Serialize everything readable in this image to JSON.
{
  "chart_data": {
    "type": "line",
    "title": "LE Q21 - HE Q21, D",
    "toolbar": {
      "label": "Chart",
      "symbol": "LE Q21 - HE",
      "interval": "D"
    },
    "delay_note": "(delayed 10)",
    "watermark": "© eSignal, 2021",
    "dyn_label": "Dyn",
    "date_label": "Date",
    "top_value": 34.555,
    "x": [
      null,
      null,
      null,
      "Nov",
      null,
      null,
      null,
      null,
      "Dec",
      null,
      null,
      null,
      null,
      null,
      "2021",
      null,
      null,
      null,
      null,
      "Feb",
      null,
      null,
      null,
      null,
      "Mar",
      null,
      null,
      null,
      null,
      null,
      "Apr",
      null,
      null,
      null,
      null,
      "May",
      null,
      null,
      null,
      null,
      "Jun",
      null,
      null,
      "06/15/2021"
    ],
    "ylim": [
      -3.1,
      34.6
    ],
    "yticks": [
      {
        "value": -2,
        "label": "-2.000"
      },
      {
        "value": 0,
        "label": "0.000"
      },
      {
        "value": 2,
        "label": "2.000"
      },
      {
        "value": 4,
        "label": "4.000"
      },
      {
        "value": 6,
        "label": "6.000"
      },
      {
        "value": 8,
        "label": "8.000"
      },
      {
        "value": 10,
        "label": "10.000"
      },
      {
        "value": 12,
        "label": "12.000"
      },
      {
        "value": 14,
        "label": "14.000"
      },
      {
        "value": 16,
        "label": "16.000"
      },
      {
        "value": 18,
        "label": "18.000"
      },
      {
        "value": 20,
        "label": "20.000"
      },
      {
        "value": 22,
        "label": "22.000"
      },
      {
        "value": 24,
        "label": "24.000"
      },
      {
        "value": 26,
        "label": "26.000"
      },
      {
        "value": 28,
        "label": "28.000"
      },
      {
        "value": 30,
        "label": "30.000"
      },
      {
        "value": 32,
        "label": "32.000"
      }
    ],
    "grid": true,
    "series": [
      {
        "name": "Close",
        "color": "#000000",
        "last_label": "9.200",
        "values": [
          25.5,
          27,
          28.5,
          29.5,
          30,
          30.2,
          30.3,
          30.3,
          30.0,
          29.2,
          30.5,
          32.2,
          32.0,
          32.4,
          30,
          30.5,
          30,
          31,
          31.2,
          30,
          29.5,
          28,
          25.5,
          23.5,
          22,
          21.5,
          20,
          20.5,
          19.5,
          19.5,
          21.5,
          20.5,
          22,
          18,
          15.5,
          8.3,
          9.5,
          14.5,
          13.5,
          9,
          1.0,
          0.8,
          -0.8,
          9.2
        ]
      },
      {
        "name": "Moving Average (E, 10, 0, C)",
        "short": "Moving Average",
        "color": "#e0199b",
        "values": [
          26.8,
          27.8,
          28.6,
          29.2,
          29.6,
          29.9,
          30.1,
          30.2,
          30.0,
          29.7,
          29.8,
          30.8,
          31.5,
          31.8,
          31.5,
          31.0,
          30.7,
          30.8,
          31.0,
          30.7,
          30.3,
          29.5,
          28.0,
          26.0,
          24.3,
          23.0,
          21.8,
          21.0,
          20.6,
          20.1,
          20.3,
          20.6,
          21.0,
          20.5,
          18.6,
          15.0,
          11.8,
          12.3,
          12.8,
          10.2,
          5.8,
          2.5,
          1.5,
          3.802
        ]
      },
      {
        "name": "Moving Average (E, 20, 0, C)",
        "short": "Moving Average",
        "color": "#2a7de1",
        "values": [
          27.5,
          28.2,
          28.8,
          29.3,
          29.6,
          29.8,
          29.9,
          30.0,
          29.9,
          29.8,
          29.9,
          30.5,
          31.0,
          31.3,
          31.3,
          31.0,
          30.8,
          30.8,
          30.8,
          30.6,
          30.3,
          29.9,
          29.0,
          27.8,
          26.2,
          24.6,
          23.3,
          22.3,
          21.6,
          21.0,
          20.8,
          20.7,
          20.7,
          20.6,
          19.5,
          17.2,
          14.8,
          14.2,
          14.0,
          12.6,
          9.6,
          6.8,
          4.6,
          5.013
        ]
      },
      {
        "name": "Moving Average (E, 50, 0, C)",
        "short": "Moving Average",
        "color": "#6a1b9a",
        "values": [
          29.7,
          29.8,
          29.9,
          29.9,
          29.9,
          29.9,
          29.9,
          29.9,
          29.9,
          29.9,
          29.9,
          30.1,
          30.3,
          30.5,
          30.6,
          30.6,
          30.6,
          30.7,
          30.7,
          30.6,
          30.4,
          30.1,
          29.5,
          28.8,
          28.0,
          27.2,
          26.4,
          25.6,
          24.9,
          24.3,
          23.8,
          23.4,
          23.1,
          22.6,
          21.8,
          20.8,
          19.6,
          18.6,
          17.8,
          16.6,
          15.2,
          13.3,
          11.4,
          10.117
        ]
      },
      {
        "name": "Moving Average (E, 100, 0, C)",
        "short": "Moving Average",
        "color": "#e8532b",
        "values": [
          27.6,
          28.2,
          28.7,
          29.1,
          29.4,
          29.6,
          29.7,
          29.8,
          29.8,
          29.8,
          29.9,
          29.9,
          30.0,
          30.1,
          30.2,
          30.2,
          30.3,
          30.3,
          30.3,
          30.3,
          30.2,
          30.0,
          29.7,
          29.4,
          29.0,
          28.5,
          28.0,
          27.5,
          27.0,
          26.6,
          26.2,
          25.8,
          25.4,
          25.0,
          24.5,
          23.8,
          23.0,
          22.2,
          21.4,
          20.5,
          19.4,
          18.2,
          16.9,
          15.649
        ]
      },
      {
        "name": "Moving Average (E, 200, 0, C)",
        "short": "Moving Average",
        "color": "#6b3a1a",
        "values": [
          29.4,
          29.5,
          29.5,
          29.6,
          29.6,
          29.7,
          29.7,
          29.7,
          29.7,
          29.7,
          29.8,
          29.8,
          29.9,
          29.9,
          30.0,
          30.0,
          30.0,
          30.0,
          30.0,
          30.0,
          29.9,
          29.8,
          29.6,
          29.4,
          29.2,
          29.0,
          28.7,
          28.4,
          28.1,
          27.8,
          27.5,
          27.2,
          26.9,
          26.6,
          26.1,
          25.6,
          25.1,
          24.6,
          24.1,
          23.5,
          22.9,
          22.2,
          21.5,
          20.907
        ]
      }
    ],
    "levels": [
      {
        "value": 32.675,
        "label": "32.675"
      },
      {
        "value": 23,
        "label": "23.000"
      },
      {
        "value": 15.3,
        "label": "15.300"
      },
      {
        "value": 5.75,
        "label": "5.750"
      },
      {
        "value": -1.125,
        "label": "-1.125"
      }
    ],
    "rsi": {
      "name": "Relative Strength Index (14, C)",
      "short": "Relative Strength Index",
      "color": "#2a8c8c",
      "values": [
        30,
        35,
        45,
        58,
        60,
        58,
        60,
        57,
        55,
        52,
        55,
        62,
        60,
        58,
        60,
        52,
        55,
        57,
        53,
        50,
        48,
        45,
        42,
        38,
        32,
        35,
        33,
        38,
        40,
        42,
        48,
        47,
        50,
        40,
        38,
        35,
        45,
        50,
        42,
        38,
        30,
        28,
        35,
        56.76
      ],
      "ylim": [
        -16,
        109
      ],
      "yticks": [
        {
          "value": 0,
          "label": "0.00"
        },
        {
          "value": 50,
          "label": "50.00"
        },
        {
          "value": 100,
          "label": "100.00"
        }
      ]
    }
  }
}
- - - - -
List each line holding the string "color".

## FINISHED TASK
        "color": "#000000",
        "color": "#e0199b",
        "color": "#2a7de1",
        "color": "#6a1b9a",
        "color": "#e8532b",
        "color": "#6b3a1a",
      "color": "#2a8c8c",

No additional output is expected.